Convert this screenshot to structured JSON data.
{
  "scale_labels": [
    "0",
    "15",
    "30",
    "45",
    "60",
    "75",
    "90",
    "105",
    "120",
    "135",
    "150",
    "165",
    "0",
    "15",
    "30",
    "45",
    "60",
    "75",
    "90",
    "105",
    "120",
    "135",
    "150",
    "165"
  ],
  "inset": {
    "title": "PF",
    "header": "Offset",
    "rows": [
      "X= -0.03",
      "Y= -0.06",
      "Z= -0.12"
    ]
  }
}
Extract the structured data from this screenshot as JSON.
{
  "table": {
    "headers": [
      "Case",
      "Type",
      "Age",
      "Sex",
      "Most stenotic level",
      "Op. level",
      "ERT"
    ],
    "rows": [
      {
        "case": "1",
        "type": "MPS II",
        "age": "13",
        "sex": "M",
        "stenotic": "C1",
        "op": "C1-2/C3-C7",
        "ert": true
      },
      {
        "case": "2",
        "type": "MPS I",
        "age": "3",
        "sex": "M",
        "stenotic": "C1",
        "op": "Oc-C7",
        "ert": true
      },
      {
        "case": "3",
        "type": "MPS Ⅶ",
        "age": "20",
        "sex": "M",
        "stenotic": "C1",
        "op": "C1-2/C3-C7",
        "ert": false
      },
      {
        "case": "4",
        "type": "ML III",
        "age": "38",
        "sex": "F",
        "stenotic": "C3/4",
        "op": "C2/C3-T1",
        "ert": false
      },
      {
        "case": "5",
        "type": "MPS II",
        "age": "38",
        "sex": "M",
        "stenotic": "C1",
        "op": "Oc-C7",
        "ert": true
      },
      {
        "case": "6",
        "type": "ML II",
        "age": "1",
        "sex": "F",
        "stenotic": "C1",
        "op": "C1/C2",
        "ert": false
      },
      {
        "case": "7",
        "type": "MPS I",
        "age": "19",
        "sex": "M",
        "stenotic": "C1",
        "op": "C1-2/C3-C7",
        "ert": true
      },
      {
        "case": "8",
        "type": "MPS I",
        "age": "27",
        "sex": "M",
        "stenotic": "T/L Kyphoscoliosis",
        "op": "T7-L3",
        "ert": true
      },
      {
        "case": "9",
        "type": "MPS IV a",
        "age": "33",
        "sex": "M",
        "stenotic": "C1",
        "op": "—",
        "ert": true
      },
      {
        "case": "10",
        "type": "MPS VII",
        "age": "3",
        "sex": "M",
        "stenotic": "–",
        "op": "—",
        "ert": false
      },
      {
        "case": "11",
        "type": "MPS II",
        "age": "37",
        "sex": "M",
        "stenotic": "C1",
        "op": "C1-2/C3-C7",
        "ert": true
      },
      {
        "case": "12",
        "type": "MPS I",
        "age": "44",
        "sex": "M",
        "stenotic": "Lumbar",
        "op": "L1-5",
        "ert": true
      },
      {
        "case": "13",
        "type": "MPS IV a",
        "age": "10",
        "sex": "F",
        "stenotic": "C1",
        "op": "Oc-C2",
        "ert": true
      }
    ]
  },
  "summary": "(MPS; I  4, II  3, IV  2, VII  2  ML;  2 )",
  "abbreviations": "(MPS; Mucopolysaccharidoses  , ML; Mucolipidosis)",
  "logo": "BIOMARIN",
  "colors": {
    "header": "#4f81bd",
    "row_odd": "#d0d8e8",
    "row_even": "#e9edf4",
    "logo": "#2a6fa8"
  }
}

_ _ _ _

Write all of the records out again exactly.

■ **Result**
Convert this screenshot to structured JSON data.
{
  "scale_labels": [
    "0",
    "15",
    "30",
    "45",
    "60",
    "75",
    "90",
    "105",
    "120",
    "135",
    "150",
    "165",
    "0",
    "15",
    "30",
    "45",
    "60",
    "75",
    "90",
    "105",
    "120",
    "135",
    "150",
    "165"
  ],
  "inset": {
    "title": "PF",
    "header": "Offset",
    "rows": [
      "X= -0.03",
      "Y= -0.06",
      "Z= -0.12"
    ]
  }
}
Extract the structured data from this screenshot as JSON.
{
  "table": {
    "headers": [
      "Case",
      "Type",
      "Age",
      "Sex",
      "Most stenotic level",
      "Op. level",
      "ERT"
    ],
    "rows": [
      {
        "case": "1",
        "type": "MPS II",
        "age": "13",
        "sex": "M",
        "stenotic": "C1",
        "op": "C1-2/C3-C7",
        "ert": true
      },
      {
        "case": "2",
        "type": "MPS I",
        "age": "3",
        "sex": "M",
        "stenotic": "C1",
        "op": "Oc-C7",
        "ert": true
      },
      {
        "case": "3",
        "type": "MPS Ⅶ",
        "age": "20",
        "sex": "M",
        "stenotic": "C1",
        "op": "C1-2/C3-C7",
        "ert": false
      },
      {
        "case": "4",
        "type": "ML III",
        "age": "38",
        "sex": "F",
        "stenotic": "C3/4",
        "op": "C2/C3-T1",
        "ert": false
      },
      {
        "case": "5",
        "type": "MPS II",
        "age": "38",
        "sex": "M",
        "stenotic": "C1",
        "op": "Oc-C7",
        "ert": true
      },
      {
        "case": "6",
        "type": "ML II",
        "age": "1",
        "sex": "F",
        "stenotic": "C1",
        "op": "C1/C2",
        "ert": false
      },
      {
        "case": "7",
        "type": "MPS I",
        "age": "19",
        "sex": "M",
        "stenotic": "C1",
        "op": "C1-2/C3-C7",
        "ert": true
      },
      {
        "case": "8",
        "type": "MPS I",
        "age": "27",
        "sex": "M",
        "stenotic": "T/L Kyphoscoliosis",
        "op": "T7-L3",
        "ert": true
      },
      {
        "case": "9",
        "type": "MPS IV a",
        "age": "33",
        "sex": "M",
        "stenotic": "C1",
        "op": "—",
        "ert": true
      },
      {
        "case": "10",
        "type": "MPS VII",
        "age": "3",
        "sex": "M",
        "stenotic": "–",
        "op": "—",
        "ert": false
      },
      {
        "case": "11",
        "type": "MPS II",
        "age": "37",
        "sex": "M",
        "stenotic": "C1",
        "op": "C1-2/C3-C7",
        "ert": true
      },
      {
        "case": "12",
        "type": "MPS I",
        "age": "44",
        "sex": "M",
        "stenotic": "Lumbar",
        "op": "L1-5",
        "ert": true
      },
      {
        "case": "13",
        "type": "MPS IV a",
        "age": "10",
        "sex": "F",
        "stenotic": "C1",
        "op": "Oc-C2",
        "ert": true
      }
    ]
  },
  "summary": "(MPS; I  4, II  3, IV  2, VII  2  ML;  2 )",
  "abbreviations": "(MPS; Mucopolysaccharidoses  , ML; Mucolipidosis)",
  "logo": "BIOMARIN",
  "colors": {
    "header": "#4f81bd",
    "row_odd": "#d0d8e8",
    "row_even": "#e9edf4",
    "logo": "#2a6fa8"
  }
}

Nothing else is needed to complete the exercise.